Do this — Pull out every line below that contains the word "testing".

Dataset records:
****************************************

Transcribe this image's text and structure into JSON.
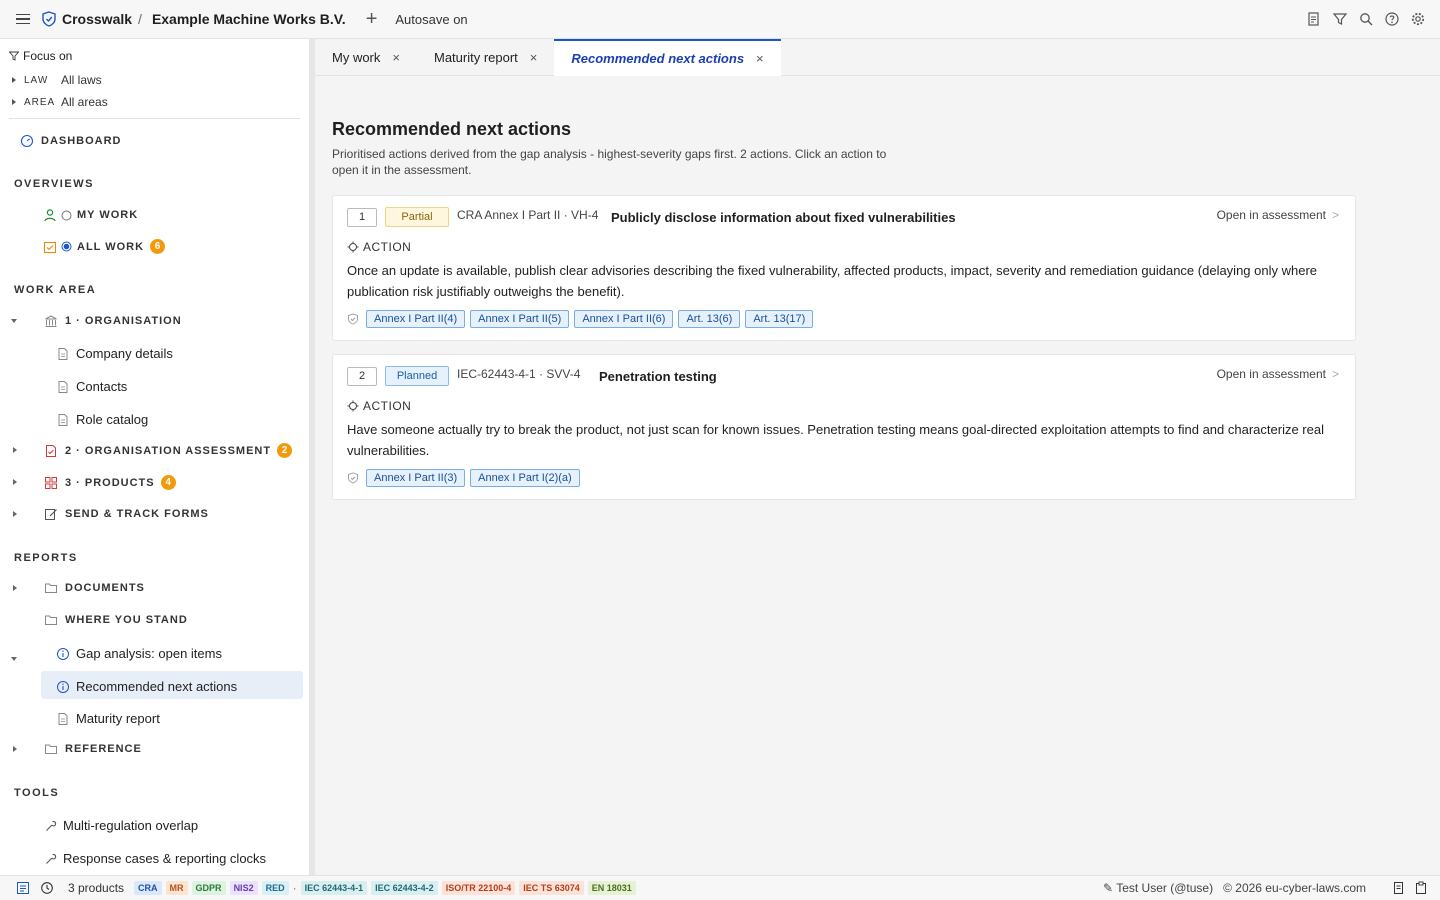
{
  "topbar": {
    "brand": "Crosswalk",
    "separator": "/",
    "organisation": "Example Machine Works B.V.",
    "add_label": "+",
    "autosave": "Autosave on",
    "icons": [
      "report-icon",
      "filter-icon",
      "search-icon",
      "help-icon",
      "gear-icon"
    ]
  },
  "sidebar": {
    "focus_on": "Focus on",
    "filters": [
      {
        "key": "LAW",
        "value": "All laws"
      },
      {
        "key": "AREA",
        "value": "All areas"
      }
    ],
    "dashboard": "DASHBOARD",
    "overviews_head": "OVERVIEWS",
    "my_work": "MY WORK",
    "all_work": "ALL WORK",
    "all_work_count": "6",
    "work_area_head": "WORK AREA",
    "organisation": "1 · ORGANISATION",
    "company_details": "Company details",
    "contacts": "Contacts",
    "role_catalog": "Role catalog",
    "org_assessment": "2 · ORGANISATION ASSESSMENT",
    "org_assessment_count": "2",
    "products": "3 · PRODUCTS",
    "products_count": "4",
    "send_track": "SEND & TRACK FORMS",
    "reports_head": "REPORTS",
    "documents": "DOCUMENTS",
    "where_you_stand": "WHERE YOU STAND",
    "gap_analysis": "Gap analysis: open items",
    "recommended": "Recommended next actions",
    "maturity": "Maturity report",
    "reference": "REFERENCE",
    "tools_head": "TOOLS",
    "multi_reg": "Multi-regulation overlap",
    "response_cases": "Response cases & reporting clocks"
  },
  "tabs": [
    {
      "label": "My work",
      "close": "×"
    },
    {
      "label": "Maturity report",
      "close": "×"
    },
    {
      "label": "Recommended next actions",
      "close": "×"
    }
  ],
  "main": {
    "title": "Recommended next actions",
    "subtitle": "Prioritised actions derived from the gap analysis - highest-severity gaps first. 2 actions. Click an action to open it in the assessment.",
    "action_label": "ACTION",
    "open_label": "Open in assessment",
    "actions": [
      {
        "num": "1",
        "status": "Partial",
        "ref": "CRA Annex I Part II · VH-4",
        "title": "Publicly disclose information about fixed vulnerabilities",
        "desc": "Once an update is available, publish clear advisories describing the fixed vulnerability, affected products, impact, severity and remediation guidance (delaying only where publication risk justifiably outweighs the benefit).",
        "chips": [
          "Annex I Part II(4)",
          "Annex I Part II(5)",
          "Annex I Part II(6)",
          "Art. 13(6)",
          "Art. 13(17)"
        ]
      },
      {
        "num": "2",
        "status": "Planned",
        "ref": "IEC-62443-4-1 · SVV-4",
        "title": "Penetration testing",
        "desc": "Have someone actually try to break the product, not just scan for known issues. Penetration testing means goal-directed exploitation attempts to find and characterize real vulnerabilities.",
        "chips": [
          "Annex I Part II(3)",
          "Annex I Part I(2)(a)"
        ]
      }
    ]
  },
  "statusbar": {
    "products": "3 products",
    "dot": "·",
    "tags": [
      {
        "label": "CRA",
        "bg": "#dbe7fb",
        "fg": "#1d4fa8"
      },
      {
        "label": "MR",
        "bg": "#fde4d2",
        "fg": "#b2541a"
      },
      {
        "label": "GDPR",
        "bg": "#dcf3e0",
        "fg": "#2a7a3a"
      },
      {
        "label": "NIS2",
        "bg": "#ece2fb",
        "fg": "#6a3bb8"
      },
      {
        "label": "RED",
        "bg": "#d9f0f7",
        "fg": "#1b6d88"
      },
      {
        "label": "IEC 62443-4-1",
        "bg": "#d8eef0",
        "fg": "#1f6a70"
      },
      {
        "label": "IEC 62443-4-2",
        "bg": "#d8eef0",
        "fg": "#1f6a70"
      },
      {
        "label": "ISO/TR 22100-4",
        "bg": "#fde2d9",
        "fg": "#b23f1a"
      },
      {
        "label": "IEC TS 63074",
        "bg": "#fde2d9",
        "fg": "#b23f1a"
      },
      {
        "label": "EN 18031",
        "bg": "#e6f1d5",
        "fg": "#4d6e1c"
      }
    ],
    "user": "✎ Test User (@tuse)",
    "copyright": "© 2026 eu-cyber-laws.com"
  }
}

****************************************

Finished task —
        "title": "Penetration testing",
        "desc": "Have someone actually try to break the product, not just scan for known issues. Penetration testing means goal-directed exploitation attempts to find and characterize real vulnerabilities.",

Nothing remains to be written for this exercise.